The request
Each line below must be set down exactly; omit any image you find.

Dataset rows
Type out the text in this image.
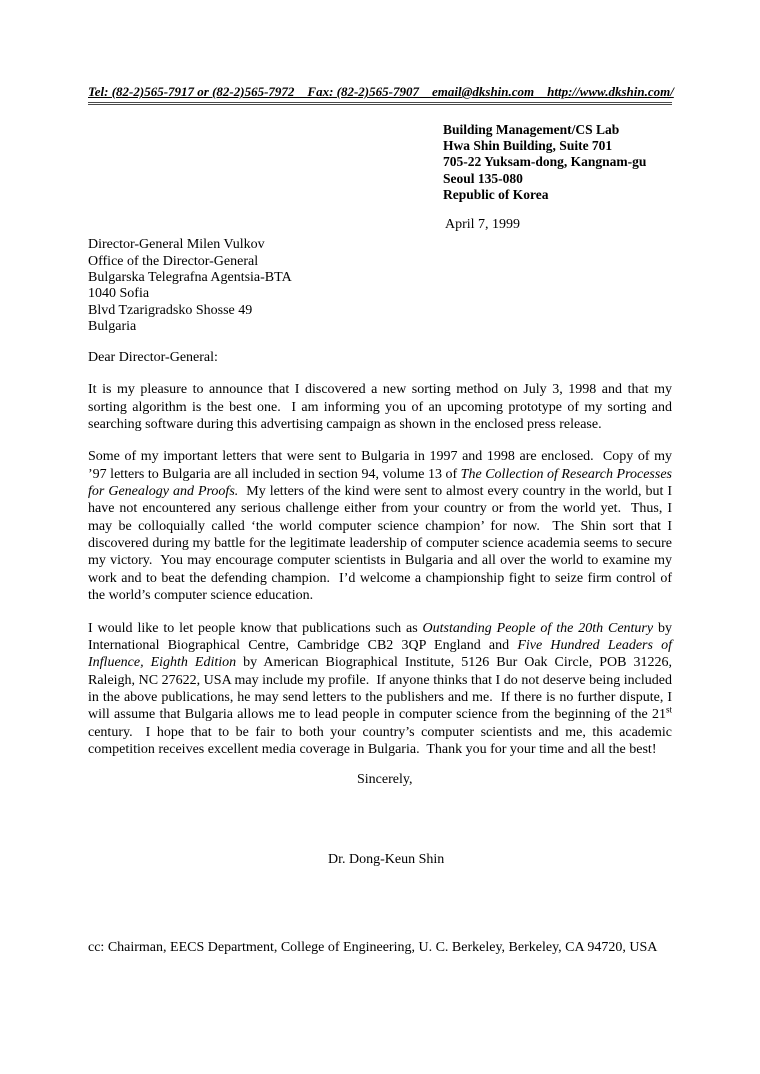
Tel: (82-2)565-7917 or (82-2)565-7972    Fax: (82-2)565-7907    email@dkshin.com    http://www.dkshin.com/
Building Management/CS Lab
Hwa Shin Building, Suite 701
705-22 Yuksam-dong, Kangnam-gu
Seoul 135-080
Republic of Korea
April 7, 1999
Director-General Milen Vulkov
Office of the Director-General
Bulgarska Telegrafna Agentsia-BTA
1040 Sofia
Blvd Tzarigradsko Shosse 49
Bulgaria
Dear Director-General:

It is my pleasure to announce that I discovered a new sorting method on July 3, 1998 and that my sorting algorithm is the best one.  I am informing you of an upcoming prototype of my sorting and searching software during this advertising campaign as shown in the enclosed press release.

Some of my important letters that were sent to Bulgaria in 1997 and 1998 are enclosed.  Copy of my ’97 letters to Bulgaria are all included in section 94, volume 13 of The Collection of Research Processes for Genealogy and Proofs.  My letters of the kind were sent to almost every country in the world, but I have not encountered any serious challenge either from your country or from the world yet.  Thus, I may be colloquially called ‘the world computer science champion’ for now.  The Shin sort that I discovered during my battle for the legitimate leadership of computer science academia seems to secure my victory.  You may encourage computer scientists in Bulgaria and all over the world to examine my work and to beat the defending champion.  I’d welcome a championship fight to seize firm control of the world’s computer science education.

I would like to let people know that publications such as Outstanding People of the 20th Century by International Biographical Centre, Cambridge CB2 3QP England and Five Hundred Leaders of Influence, Eighth Edition by American Biographical Institute, 5126 Bur Oak Circle, POB 31226, Raleigh, NC 27622, USA may include my profile.  If anyone thinks that I do not deserve being included in the above publications, he may send letters to the publishers and me.  If there is no further dispute, I will assume that Bulgaria allows me to lead people in computer science from the beginning of the 21st century.  I hope that to be fair to both your country’s computer scientists and me, this academic competition receives excellent media coverage in Bulgaria.  Thank you for your time and all the best!

Sincerely,
Dr. Dong-Keun Shin
cc: Chairman, EECS Department, College of Engineering, U. C. Berkeley, Berkeley, CA 94720, USA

Result for this exercise
Type out the text in this image.
Tel: (82-2)565-7917 or (82-2)565-7972    Fax: (82-2)565-7907    email@dkshin.com    http://www.dkshin.com/
Building Management/CS Lab
Hwa Shin Building, Suite 701
705-22 Yuksam-dong, Kangnam-gu
Seoul 135-080
Republic of Korea
April 7, 1999
Director-General Milen Vulkov
Office of the Director-General
Bulgarska Telegrafna Agentsia-BTA
1040 Sofia
Blvd Tzarigradsko Shosse 49
Bulgaria
Dear Director-General:

It is my pleasure to announce that I discovered a new sorting method on July 3, 1998 and that my sorting algorithm is the best one.  I am informing you of an upcoming prototype of my sorting and searching software during this advertising campaign as shown in the enclosed press release.

Some of my important letters that were sent to Bulgaria in 1997 and 1998 are enclosed.  Copy of my ’97 letters to Bulgaria are all included in section 94, volume 13 of The Collection of Research Processes for Genealogy and Proofs.  My letters of the kind were sent to almost every country in the world, but I have not encountered any serious challenge either from your country or from the world yet.  Thus, I may be colloquially called ‘the world computer science champion’ for now.  The Shin sort that I discovered during my battle for the legitimate leadership of computer science academia seems to secure my victory.  You may encourage computer scientists in Bulgaria and all over the world to examine my work and to beat the defending champion.  I’d welcome a championship fight to seize firm control of the world’s computer science education.

I would like to let people know that publications such as Outstanding People of the 20th Century by International Biographical Centre, Cambridge CB2 3QP England and Five Hundred Leaders of Influence, Eighth Edition by American Biographical Institute, 5126 Bur Oak Circle, POB 31226, Raleigh, NC 27622, USA may include my profile.  If anyone thinks that I do not deserve being included in the above publications, he may send letters to the publishers and me.  If there is no further dispute, I will assume that Bulgaria allows me to lead people in computer science from the beginning of the 21st century.  I hope that to be fair to both your country’s computer scientists and me, this academic competition receives excellent media coverage in Bulgaria.  Thank you for your time and all the best!

Sincerely,
Dr. Dong-Keun Shin
cc: Chairman, EECS Department, College of Engineering, U. C. Berkeley, Berkeley, CA 94720, USA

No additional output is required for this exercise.